(Stored items)
++++++

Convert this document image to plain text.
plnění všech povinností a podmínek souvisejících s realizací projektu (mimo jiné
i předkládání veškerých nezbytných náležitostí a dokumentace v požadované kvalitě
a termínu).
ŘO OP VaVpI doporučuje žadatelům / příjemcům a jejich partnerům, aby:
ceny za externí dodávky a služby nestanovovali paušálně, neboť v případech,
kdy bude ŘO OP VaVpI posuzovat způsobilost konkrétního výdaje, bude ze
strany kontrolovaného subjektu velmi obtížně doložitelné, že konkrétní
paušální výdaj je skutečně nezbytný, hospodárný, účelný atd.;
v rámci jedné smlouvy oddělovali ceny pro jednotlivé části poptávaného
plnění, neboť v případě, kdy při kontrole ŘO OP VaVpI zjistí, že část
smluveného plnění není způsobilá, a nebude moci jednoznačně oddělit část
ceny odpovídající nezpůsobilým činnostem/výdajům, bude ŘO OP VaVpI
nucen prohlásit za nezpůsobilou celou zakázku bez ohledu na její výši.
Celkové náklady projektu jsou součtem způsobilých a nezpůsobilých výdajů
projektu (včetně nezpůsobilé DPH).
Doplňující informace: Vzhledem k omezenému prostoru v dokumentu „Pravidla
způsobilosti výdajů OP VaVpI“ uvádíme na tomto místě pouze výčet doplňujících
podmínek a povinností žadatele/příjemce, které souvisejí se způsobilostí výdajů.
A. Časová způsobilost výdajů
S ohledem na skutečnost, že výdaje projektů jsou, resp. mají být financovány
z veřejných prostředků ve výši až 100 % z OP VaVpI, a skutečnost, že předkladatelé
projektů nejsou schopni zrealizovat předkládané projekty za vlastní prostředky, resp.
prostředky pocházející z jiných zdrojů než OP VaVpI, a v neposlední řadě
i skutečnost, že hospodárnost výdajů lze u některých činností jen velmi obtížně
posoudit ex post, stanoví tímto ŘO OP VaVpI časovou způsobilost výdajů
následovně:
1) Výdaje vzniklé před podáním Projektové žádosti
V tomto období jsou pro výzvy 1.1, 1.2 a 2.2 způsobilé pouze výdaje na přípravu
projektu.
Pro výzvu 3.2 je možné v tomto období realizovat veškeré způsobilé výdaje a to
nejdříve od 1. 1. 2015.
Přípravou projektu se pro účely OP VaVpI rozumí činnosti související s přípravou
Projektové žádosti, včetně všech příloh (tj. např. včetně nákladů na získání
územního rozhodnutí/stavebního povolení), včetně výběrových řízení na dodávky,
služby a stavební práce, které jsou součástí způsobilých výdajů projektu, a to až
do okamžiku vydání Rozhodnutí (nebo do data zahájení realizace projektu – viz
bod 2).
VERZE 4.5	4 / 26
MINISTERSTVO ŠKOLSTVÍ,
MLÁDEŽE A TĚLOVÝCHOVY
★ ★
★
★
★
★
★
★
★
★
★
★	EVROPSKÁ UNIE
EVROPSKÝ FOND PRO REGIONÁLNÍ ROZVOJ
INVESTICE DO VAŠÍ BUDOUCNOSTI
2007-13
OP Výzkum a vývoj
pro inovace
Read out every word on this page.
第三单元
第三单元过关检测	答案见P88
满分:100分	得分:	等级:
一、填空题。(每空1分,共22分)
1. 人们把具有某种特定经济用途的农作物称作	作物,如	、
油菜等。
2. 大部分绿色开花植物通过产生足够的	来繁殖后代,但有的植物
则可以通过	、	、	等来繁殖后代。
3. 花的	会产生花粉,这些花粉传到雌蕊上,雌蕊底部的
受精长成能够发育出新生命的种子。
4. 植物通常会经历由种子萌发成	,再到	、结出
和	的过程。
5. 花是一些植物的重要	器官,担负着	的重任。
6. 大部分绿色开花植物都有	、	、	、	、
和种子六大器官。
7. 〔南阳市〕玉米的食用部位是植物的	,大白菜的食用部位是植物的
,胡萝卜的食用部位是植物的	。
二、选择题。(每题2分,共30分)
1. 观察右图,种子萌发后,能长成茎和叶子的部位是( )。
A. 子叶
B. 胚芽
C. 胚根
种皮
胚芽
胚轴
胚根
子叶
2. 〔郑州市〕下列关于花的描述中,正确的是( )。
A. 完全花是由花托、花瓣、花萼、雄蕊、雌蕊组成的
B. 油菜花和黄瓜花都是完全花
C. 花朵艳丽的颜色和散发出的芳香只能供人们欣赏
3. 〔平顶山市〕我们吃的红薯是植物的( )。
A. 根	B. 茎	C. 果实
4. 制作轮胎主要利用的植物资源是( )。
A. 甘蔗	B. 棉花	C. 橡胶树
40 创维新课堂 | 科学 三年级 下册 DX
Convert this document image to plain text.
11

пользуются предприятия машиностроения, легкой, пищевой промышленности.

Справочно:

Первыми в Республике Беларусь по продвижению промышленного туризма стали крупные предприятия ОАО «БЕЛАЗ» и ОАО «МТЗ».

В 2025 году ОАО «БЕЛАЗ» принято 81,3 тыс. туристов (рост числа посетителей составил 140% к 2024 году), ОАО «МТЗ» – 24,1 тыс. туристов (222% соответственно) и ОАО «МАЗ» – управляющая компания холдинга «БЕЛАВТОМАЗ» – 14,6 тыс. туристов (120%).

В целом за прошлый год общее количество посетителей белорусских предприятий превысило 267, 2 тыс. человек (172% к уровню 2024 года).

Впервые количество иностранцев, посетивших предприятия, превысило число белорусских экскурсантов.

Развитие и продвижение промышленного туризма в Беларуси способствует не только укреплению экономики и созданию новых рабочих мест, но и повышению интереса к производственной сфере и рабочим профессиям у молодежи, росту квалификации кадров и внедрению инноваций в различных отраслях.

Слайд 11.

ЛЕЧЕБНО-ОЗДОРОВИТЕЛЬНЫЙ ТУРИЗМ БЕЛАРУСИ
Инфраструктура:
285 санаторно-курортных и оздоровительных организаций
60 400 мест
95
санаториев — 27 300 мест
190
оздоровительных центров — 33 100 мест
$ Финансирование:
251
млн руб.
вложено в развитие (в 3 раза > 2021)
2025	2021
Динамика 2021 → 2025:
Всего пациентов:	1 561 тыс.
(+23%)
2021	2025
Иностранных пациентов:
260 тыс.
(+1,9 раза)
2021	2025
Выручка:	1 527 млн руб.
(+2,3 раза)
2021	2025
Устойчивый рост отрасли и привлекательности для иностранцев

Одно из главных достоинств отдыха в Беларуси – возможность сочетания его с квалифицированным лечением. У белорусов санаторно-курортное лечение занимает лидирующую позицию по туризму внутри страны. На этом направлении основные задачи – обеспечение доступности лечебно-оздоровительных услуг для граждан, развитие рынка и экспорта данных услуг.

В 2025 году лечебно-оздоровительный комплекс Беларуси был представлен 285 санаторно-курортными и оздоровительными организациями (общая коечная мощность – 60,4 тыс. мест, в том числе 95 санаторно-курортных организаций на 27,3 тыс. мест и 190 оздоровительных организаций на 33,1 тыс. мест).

++++++

▶ Exercise task: Write the listing out again, exactly as it reads.

▶ Written solution:
Convert this document image to plain text.
plnění všech povinností a podmínek souvisejících s realizací projektu (mimo jiné
i předkládání veškerých nezbytných náležitostí a dokumentace v požadované kvalitě
a termínu).
ŘO OP VaVpI doporučuje žadatelům / příjemcům a jejich partnerům, aby:
ceny za externí dodávky a služby nestanovovali paušálně, neboť v případech,
kdy bude ŘO OP VaVpI posuzovat způsobilost konkrétního výdaje, bude ze
strany kontrolovaného subjektu velmi obtížně doložitelné, že konkrétní
paušální výdaj je skutečně nezbytný, hospodárný, účelný atd.;
v rámci jedné smlouvy oddělovali ceny pro jednotlivé části poptávaného
plnění, neboť v případě, kdy při kontrole ŘO OP VaVpI zjistí, že část
smluveného plnění není způsobilá, a nebude moci jednoznačně oddělit část
ceny odpovídající nezpůsobilým činnostem/výdajům, bude ŘO OP VaVpI
nucen prohlásit za nezpůsobilou celou zakázku bez ohledu na její výši.
Celkové náklady projektu jsou součtem způsobilých a nezpůsobilých výdajů
projektu (včetně nezpůsobilé DPH).
Doplňující informace: Vzhledem k omezenému prostoru v dokumentu „Pravidla
způsobilosti výdajů OP VaVpI“ uvádíme na tomto místě pouze výčet doplňujících
podmínek a povinností žadatele/příjemce, které souvisejí se způsobilostí výdajů.
A. Časová způsobilost výdajů
S ohledem na skutečnost, že výdaje projektů jsou, resp. mají být financovány
z veřejných prostředků ve výši až 100 % z OP VaVpI, a skutečnost, že předkladatelé
projektů nejsou schopni zrealizovat předkládané projekty za vlastní prostředky, resp.
prostředky pocházející z jiných zdrojů než OP VaVpI, a v neposlední řadě
i skutečnost, že hospodárnost výdajů lze u některých činností jen velmi obtížně
posoudit ex post, stanoví tímto ŘO OP VaVpI časovou způsobilost výdajů
následovně:
1) Výdaje vzniklé před podáním Projektové žádosti
V tomto období jsou pro výzvy 1.1, 1.2 a 2.2 způsobilé pouze výdaje na přípravu
projektu.
Pro výzvu 3.2 je možné v tomto období realizovat veškeré způsobilé výdaje a to
nejdříve od 1. 1. 2015.
Přípravou projektu se pro účely OP VaVpI rozumí činnosti související s přípravou
Projektové žádosti, včetně všech příloh (tj. např. včetně nákladů na získání
územního rozhodnutí/stavebního povolení), včetně výběrových řízení na dodávky,
služby a stavební práce, které jsou součástí způsobilých výdajů projektu, a to až
do okamžiku vydání Rozhodnutí (nebo do data zahájení realizace projektu – viz
bod 2).
VERZE 4.5	4 / 26
MINISTERSTVO ŠKOLSTVÍ,
MLÁDEŽE A TĚLOVÝCHOVY
★ ★
★
★
★
★
★
★
★
★
★
★	EVROPSKÁ UNIE
EVROPSKÝ FOND PRO REGIONÁLNÍ ROZVOJ
INVESTICE DO VAŠÍ BUDOUCNOSTI
2007-13
OP Výzkum a vývoj
pro inovace
Read out every word on this page.
第三单元
第三单元过关检测	答案见P88
满分:100分	得分:	等级:
一、填空题。(每空1分,共22分)
1. 人们把具有某种特定经济用途的农作物称作	作物,如	、
油菜等。
2. 大部分绿色开花植物通过产生足够的	来繁殖后代,但有的植物
则可以通过	、	、	等来繁殖后代。
3. 花的	会产生花粉,这些花粉传到雌蕊上,雌蕊底部的
受精长成能够发育出新生命的种子。
4. 植物通常会经历由种子萌发成	,再到	、结出
和	的过程。
5. 花是一些植物的重要	器官,担负着	的重任。
6. 大部分绿色开花植物都有	、	、	、	、
和种子六大器官。
7. 〔南阳市〕玉米的食用部位是植物的	,大白菜的食用部位是植物的
,胡萝卜的食用部位是植物的	。
二、选择题。(每题2分,共30分)
1. 观察右图,种子萌发后,能长成茎和叶子的部位是( )。
A. 子叶
B. 胚芽
C. 胚根
种皮
胚芽
胚轴
胚根
子叶
2. 〔郑州市〕下列关于花的描述中,正确的是( )。
A. 完全花是由花托、花瓣、花萼、雄蕊、雌蕊组成的
B. 油菜花和黄瓜花都是完全花
C. 花朵艳丽的颜色和散发出的芳香只能供人们欣赏
3. 〔平顶山市〕我们吃的红薯是植物的( )。
A. 根	B. 茎	C. 果实
4. 制作轮胎主要利用的植物资源是( )。
A. 甘蔗	B. 棉花	C. 橡胶树
40 创维新课堂 | 科学 三年级 下册 DX
Convert this document image to plain text.
11

пользуются предприятия машиностроения, легкой, пищевой промышленности.

Справочно:

Первыми в Республике Беларусь по продвижению промышленного туризма стали крупные предприятия ОАО «БЕЛАЗ» и ОАО «МТЗ».

В 2025 году ОАО «БЕЛАЗ» принято 81,3 тыс. туристов (рост числа посетителей составил 140% к 2024 году), ОАО «МТЗ» – 24,1 тыс. туристов (222% соответственно) и ОАО «МАЗ» – управляющая компания холдинга «БЕЛАВТОМАЗ» – 14,6 тыс. туристов (120%).

В целом за прошлый год общее количество посетителей белорусских предприятий превысило 267, 2 тыс. человек (172% к уровню 2024 года).

Впервые количество иностранцев, посетивших предприятия, превысило число белорусских экскурсантов.

Развитие и продвижение промышленного туризма в Беларуси способствует не только укреплению экономики и созданию новых рабочих мест, но и повышению интереса к производственной сфере и рабочим профессиям у молодежи, росту квалификации кадров и внедрению инноваций в различных отраслях.

Слайд 11.

ЛЕЧЕБНО-ОЗДОРОВИТЕЛЬНЫЙ ТУРИЗМ БЕЛАРУСИ
Инфраструктура:
285 санаторно-курортных и оздоровительных организаций
60 400 мест
95
санаториев — 27 300 мест
190
оздоровительных центров — 33 100 мест
$ Финансирование:
251
млн руб.
вложено в развитие (в 3 раза > 2021)
2025	2021
Динамика 2021 → 2025:
Всего пациентов:	1 561 тыс.
(+23%)
2021	2025
Иностранных пациентов:
260 тыс.
(+1,9 раза)
2021	2025
Выручка:	1 527 млн руб.
(+2,3 раза)
2021	2025
Устойчивый рост отрасли и привлекательности для иностранцев

Одно из главных достоинств отдыха в Беларуси – возможность сочетания его с квалифицированным лечением. У белорусов санаторно-курортное лечение занимает лидирующую позицию по туризму внутри страны. На этом направлении основные задачи – обеспечение доступности лечебно-оздоровительных услуг для граждан, развитие рынка и экспорта данных услуг.

В 2025 году лечебно-оздоровительный комплекс Беларуси был представлен 285 санаторно-курортными и оздоровительными организациями (общая коечная мощность – 60,4 тыс. мест, в том числе 95 санаторно-курортных организаций на 27,3 тыс. мест и 190 оздоровительных организаций на 33,1 тыс. мест).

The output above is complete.